## OBJECTIVE
Reproduce every line of the records below without changing a single character.

=== DATA EXCERPTS ===

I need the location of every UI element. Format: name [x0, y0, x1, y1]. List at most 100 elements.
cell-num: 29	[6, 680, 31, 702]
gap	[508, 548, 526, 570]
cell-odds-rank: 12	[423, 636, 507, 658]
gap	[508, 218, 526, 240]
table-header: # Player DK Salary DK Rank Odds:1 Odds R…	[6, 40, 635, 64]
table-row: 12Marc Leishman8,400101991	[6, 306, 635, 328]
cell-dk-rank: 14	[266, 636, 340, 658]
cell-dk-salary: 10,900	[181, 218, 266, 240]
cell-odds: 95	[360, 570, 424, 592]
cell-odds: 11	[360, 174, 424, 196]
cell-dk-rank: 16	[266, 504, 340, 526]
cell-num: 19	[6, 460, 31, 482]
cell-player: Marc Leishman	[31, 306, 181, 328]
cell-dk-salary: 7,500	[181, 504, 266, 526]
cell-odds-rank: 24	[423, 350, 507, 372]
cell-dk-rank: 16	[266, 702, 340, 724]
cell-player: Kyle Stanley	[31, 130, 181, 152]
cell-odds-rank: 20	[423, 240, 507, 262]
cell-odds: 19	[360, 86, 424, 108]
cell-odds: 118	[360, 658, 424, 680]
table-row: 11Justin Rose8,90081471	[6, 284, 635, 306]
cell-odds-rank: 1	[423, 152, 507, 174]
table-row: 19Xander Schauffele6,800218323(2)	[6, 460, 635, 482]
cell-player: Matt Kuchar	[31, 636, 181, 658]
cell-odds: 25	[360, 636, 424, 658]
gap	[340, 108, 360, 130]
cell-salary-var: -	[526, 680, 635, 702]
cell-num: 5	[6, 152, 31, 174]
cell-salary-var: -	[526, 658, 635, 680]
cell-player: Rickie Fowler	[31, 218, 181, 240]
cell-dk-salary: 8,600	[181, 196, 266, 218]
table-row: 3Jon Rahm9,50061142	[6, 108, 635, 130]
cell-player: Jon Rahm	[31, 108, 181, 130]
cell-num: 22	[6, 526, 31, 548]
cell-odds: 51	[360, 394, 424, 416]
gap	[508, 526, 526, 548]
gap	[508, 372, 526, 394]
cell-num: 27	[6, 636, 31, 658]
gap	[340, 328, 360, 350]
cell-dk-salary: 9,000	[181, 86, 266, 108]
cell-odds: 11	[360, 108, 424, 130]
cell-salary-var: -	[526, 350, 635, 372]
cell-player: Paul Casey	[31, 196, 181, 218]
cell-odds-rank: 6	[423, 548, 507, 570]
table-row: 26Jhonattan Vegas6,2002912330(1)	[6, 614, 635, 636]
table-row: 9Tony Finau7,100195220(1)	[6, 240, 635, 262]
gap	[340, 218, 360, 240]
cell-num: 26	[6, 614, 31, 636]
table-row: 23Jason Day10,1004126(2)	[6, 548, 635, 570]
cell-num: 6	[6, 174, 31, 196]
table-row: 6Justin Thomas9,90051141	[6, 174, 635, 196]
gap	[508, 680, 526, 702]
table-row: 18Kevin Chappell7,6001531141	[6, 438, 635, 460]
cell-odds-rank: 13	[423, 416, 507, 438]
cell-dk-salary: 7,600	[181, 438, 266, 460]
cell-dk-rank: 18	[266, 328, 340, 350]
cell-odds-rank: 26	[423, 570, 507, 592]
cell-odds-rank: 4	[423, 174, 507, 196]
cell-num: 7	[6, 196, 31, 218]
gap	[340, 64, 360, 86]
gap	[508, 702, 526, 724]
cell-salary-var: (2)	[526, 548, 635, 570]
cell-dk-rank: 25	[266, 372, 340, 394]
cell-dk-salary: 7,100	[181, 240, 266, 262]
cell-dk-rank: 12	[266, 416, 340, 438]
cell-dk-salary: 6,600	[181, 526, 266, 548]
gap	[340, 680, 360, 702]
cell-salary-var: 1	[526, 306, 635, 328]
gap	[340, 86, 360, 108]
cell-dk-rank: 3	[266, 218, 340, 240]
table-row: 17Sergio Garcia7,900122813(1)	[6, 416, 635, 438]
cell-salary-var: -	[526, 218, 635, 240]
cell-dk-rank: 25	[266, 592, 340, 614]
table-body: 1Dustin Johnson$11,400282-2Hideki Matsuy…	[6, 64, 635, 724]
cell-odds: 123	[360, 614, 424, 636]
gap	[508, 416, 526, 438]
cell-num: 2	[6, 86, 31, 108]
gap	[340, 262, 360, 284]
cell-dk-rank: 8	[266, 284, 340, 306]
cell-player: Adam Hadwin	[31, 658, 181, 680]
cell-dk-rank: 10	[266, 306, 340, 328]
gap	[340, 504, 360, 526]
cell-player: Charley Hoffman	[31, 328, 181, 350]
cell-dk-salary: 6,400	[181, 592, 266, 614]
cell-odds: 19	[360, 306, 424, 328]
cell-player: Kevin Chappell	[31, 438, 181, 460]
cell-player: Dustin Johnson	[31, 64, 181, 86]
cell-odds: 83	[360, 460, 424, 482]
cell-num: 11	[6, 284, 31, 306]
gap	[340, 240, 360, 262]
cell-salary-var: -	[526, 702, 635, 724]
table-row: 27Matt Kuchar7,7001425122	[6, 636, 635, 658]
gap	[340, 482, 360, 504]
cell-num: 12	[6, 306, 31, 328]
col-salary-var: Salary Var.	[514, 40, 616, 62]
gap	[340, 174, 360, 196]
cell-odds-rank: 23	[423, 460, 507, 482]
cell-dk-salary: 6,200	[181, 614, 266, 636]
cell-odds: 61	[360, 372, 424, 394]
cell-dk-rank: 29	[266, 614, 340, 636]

===

## ANSWER TO THIS TASK
I need the location of every UI element. Format: name [x0, y0, x1, y1]. List at most 100 elements.
cell-num: 29	[6, 680, 31, 702]
gap	[508, 548, 526, 570]
cell-odds-rank: 12	[423, 636, 507, 658]
gap	[508, 218, 526, 240]
table-header: # Player DK Salary DK Rank Odds:1 Odds R…	[6, 40, 635, 64]
table-row: 12Marc Leishman8,400101991	[6, 306, 635, 328]
cell-dk-rank: 14	[266, 636, 340, 658]
cell-dk-salary: 10,900	[181, 218, 266, 240]
cell-odds: 95	[360, 570, 424, 592]
cell-odds: 11	[360, 174, 424, 196]
cell-dk-rank: 16	[266, 504, 340, 526]
cell-num: 19	[6, 460, 31, 482]
cell-player: Marc Leishman	[31, 306, 181, 328]
cell-dk-salary: 7,500	[181, 504, 266, 526]
cell-odds-rank: 24	[423, 350, 507, 372]
cell-dk-rank: 16	[266, 702, 340, 724]
cell-player: Kyle Stanley	[31, 130, 181, 152]
cell-odds-rank: 20	[423, 240, 507, 262]
cell-odds: 19	[360, 86, 424, 108]
cell-odds: 118	[360, 658, 424, 680]
table-row: 11Justin Rose8,90081471	[6, 284, 635, 306]
cell-odds-rank: 1	[423, 152, 507, 174]
table-row: 19Xander Schauffele6,800218323(2)	[6, 460, 635, 482]
cell-player: Matt Kuchar	[31, 636, 181, 658]
cell-odds: 25	[360, 636, 424, 658]
gap	[340, 108, 360, 130]
cell-salary-var: -	[526, 680, 635, 702]
cell-num: 5	[6, 152, 31, 174]
cell-salary-var: -	[526, 658, 635, 680]
cell-player: Rickie Fowler	[31, 218, 181, 240]
cell-dk-salary: 8,600	[181, 196, 266, 218]
table-row: 3Jon Rahm9,50061142	[6, 108, 635, 130]
cell-player: Jon Rahm	[31, 108, 181, 130]
cell-num: 22	[6, 526, 31, 548]
cell-odds: 51	[360, 394, 424, 416]
gap	[508, 526, 526, 548]
gap	[508, 372, 526, 394]
cell-num: 27	[6, 636, 31, 658]
gap	[340, 328, 360, 350]
cell-dk-salary: 9,000	[181, 86, 266, 108]
cell-odds: 11	[360, 108, 424, 130]
cell-salary-var: -	[526, 350, 635, 372]
cell-player: Paul Casey	[31, 196, 181, 218]
cell-odds-rank: 6	[423, 548, 507, 570]
table-row: 26Jhonattan Vegas6,2002912330(1)	[6, 614, 635, 636]
table-row: 9Tony Finau7,100195220(1)	[6, 240, 635, 262]
gap	[340, 218, 360, 240]
cell-num: 26	[6, 614, 31, 636]
table-row: 23Jason Day10,1004126(2)	[6, 548, 635, 570]
cell-num: 6	[6, 174, 31, 196]
table-row: 6Justin Thomas9,90051141	[6, 174, 635, 196]
gap	[508, 680, 526, 702]
table-row: 18Kevin Chappell7,6001531141	[6, 438, 635, 460]
cell-odds-rank: 13	[423, 416, 507, 438]
cell-dk-salary: 7,600	[181, 438, 266, 460]
cell-dk-rank: 18	[266, 328, 340, 350]
cell-odds-rank: 26	[423, 570, 507, 592]
cell-odds-rank: 4	[423, 174, 507, 196]
cell-num: 7	[6, 196, 31, 218]
gap	[340, 64, 360, 86]
gap	[508, 702, 526, 724]
cell-salary-var: (2)	[526, 548, 635, 570]
cell-dk-rank: 25	[266, 372, 340, 394]
cell-dk-salary: 7,100	[181, 240, 266, 262]
cell-dk-rank: 12	[266, 416, 340, 438]
cell-dk-salary: 6,600	[181, 526, 266, 548]
gap	[340, 680, 360, 702]
cell-salary-var: 1	[526, 306, 635, 328]
gap	[340, 86, 360, 108]
cell-dk-rank: 3	[266, 218, 340, 240]
table-row: 17Sergio Garcia7,900122813(1)	[6, 416, 635, 438]
cell-salary-var: -	[526, 218, 635, 240]
cell-dk-rank: 25	[266, 592, 340, 614]
table-body: 1Dustin Johnson$11,400282-2Hideki Matsuy…	[6, 64, 635, 724]
cell-odds: 123	[360, 614, 424, 636]
gap	[508, 416, 526, 438]
cell-num: 2	[6, 86, 31, 108]
gap	[340, 262, 360, 284]
cell-dk-rank: 8	[266, 284, 340, 306]
cell-player: Adam Hadwin	[31, 658, 181, 680]
cell-dk-rank: 10	[266, 306, 340, 328]
gap	[340, 504, 360, 526]
cell-player: Charley Hoffman	[31, 328, 181, 350]
cell-dk-salary: 6,400	[181, 592, 266, 614]
cell-odds: 19	[360, 306, 424, 328]
cell-player: Kevin Chappell	[31, 438, 181, 460]
cell-player: Dustin Johnson	[31, 64, 181, 86]
cell-odds: 83	[360, 460, 424, 482]
cell-num: 11	[6, 284, 31, 306]
gap	[340, 240, 360, 262]
cell-salary-var: -	[526, 702, 635, 724]
table-row: 27Matt Kuchar7,7001425122	[6, 636, 635, 658]
gap	[340, 482, 360, 504]
cell-num: 12	[6, 306, 31, 328]
col-salary-var: Salary Var.	[514, 40, 616, 62]
gap	[340, 174, 360, 196]
cell-odds-rank: 23	[423, 460, 507, 482]
cell-dk-salary: 6,200	[181, 614, 266, 636]
cell-odds: 61	[360, 372, 424, 394]
cell-dk-rank: 29	[266, 614, 340, 636]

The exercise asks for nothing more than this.